Requirement:
Copy each line with the word "axis" in it.

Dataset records
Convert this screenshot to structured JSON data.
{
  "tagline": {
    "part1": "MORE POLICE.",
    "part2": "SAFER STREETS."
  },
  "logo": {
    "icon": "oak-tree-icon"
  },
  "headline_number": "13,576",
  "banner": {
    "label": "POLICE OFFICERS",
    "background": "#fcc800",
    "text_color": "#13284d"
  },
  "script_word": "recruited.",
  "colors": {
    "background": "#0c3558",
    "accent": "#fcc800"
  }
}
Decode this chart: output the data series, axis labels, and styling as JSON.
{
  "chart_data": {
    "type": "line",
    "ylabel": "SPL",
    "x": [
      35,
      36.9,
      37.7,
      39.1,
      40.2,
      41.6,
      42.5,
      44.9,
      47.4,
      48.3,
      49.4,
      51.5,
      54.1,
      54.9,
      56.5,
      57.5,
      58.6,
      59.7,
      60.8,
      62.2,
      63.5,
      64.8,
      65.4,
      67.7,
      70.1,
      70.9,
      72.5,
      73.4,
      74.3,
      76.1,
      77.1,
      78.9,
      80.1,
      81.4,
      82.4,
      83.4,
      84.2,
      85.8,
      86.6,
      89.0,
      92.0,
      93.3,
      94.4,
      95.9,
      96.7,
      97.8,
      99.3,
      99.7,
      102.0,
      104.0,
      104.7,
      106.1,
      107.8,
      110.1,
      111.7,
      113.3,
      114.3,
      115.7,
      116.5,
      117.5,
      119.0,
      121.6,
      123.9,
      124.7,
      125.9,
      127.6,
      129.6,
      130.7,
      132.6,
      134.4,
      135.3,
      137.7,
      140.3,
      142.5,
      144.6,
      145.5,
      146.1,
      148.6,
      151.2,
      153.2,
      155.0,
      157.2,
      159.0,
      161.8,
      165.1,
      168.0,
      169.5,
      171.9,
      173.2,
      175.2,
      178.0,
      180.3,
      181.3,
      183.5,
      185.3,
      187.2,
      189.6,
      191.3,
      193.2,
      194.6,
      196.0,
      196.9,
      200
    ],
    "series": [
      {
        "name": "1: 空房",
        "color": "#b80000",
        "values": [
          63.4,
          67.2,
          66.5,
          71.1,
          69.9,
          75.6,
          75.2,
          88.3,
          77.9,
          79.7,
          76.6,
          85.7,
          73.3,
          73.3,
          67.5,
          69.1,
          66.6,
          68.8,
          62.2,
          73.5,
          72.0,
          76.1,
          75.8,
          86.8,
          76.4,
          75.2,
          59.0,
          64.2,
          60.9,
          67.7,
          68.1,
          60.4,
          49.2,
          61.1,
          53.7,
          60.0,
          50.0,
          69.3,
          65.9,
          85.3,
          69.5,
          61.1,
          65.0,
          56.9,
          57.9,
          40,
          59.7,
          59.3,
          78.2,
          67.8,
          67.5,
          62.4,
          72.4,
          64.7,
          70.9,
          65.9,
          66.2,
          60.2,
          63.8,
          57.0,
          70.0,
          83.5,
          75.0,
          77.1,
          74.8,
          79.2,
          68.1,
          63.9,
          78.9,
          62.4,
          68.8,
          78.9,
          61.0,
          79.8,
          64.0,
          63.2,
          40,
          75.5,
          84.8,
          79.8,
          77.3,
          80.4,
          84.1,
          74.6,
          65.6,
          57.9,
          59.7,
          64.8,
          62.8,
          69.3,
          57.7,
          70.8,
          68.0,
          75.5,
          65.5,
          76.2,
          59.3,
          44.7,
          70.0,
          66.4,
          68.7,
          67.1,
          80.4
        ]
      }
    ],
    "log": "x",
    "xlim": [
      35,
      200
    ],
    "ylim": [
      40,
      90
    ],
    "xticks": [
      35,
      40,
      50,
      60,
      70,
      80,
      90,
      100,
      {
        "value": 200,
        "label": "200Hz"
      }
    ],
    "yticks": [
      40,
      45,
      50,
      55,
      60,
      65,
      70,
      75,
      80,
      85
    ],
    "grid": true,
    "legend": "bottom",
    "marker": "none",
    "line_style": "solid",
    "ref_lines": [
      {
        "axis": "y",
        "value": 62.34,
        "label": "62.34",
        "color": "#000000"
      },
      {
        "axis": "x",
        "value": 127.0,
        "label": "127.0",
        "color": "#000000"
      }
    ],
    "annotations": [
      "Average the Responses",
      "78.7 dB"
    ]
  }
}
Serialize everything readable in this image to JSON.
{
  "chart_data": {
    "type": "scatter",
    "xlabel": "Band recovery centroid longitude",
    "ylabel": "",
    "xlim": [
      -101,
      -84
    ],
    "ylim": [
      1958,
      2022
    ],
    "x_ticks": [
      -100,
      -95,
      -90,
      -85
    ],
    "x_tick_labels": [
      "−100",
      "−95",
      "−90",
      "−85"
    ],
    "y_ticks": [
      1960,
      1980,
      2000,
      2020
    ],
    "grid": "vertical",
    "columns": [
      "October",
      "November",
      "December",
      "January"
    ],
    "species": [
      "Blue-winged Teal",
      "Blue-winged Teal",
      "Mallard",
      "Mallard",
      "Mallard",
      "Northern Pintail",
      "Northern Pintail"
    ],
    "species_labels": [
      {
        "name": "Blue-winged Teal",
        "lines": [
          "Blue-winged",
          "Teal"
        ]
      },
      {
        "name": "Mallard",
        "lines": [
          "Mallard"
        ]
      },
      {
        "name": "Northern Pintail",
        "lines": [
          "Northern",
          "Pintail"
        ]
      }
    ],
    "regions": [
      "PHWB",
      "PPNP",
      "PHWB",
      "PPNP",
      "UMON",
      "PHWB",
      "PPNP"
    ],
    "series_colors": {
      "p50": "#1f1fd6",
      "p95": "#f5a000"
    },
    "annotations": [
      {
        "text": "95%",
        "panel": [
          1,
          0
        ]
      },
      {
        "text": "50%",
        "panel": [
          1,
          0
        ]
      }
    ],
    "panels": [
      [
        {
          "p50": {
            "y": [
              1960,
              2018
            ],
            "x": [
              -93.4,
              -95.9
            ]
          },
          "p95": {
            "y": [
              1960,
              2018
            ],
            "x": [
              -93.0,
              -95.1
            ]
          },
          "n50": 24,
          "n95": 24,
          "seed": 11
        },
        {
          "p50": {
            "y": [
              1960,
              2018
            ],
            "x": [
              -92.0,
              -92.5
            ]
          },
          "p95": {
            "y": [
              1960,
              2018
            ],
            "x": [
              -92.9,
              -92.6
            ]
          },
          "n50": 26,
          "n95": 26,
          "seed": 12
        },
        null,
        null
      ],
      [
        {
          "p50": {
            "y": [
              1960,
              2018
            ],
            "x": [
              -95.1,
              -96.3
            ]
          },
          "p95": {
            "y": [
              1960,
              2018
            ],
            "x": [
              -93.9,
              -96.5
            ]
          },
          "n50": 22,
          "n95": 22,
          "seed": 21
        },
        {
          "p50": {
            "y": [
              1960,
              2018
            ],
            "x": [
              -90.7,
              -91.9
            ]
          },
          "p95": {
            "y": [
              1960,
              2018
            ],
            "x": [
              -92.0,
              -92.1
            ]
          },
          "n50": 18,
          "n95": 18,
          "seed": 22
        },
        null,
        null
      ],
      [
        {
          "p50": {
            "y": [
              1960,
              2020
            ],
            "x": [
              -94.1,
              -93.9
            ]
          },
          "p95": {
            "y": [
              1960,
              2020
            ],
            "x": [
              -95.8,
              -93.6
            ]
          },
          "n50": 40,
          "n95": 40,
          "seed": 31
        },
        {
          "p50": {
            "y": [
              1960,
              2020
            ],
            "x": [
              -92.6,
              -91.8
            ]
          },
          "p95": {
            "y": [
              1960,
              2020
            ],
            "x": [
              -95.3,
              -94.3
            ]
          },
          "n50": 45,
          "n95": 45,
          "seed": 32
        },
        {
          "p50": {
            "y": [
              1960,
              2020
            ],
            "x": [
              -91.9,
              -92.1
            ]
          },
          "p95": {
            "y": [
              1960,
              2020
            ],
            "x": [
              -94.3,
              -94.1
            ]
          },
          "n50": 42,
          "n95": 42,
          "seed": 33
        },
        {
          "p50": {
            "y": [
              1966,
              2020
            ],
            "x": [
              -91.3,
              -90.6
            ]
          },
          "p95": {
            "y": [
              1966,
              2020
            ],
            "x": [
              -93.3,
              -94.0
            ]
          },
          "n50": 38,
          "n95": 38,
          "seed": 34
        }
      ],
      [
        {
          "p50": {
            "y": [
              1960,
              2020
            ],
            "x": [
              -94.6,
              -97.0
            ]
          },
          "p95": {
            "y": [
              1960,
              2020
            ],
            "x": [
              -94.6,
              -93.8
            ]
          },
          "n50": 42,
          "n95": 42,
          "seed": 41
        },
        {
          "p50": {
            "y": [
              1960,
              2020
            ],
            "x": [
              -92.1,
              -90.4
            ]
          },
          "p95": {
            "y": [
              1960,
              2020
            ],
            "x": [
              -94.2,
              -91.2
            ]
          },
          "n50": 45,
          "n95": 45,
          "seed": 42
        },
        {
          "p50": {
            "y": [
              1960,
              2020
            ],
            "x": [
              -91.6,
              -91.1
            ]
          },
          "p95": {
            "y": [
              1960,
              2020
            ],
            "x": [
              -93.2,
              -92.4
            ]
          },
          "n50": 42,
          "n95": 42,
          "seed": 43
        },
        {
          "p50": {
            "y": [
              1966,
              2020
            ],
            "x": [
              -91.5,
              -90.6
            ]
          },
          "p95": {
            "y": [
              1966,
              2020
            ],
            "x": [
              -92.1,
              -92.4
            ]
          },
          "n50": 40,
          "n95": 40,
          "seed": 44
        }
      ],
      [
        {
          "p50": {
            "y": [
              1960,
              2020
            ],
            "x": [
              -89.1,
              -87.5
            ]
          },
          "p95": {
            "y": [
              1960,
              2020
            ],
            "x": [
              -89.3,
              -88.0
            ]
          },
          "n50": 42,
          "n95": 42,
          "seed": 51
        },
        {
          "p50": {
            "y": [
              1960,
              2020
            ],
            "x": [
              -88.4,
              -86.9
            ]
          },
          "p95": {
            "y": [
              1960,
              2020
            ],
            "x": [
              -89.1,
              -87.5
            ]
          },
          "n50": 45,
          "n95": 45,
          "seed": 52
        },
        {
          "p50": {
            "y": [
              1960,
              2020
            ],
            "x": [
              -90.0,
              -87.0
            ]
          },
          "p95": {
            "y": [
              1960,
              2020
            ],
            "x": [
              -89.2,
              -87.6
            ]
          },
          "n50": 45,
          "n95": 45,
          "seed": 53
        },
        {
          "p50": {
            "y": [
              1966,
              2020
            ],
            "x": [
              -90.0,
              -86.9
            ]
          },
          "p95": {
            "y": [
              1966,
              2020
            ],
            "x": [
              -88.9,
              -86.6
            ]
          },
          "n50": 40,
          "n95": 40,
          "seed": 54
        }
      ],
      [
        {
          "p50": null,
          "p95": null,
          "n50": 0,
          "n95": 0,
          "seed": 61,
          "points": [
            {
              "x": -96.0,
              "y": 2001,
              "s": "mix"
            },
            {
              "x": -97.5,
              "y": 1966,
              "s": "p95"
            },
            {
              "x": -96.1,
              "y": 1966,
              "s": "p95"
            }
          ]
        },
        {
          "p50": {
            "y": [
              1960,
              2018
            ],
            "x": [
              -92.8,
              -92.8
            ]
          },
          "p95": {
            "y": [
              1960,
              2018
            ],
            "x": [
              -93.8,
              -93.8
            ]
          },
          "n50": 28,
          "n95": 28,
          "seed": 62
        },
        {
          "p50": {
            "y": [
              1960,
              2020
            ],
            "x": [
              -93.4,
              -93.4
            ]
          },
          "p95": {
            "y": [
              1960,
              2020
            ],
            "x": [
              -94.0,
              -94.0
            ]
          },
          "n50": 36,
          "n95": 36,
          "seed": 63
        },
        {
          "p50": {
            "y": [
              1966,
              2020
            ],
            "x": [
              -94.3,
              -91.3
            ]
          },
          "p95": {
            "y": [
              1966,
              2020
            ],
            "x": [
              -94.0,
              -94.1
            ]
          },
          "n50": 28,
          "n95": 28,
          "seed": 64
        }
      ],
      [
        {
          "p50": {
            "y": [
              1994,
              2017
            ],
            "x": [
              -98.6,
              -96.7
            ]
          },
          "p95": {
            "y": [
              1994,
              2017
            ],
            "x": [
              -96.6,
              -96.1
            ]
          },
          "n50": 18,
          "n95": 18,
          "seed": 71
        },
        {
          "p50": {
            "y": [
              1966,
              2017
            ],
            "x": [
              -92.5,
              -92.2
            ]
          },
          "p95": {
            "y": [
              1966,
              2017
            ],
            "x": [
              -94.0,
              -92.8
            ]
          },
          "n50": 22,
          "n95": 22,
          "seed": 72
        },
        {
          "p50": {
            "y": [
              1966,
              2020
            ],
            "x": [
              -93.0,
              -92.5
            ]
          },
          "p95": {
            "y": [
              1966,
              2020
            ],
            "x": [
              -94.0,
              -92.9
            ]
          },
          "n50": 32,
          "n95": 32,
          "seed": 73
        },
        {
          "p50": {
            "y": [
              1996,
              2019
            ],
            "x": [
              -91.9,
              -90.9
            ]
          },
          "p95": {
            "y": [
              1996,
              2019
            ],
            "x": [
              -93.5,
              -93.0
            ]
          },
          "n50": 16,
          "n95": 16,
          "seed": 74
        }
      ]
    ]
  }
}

Answer for the task:
Decode this chart: output the data series, axis labels, and styling as JSON.
        "axis": "y",
        "axis": "x",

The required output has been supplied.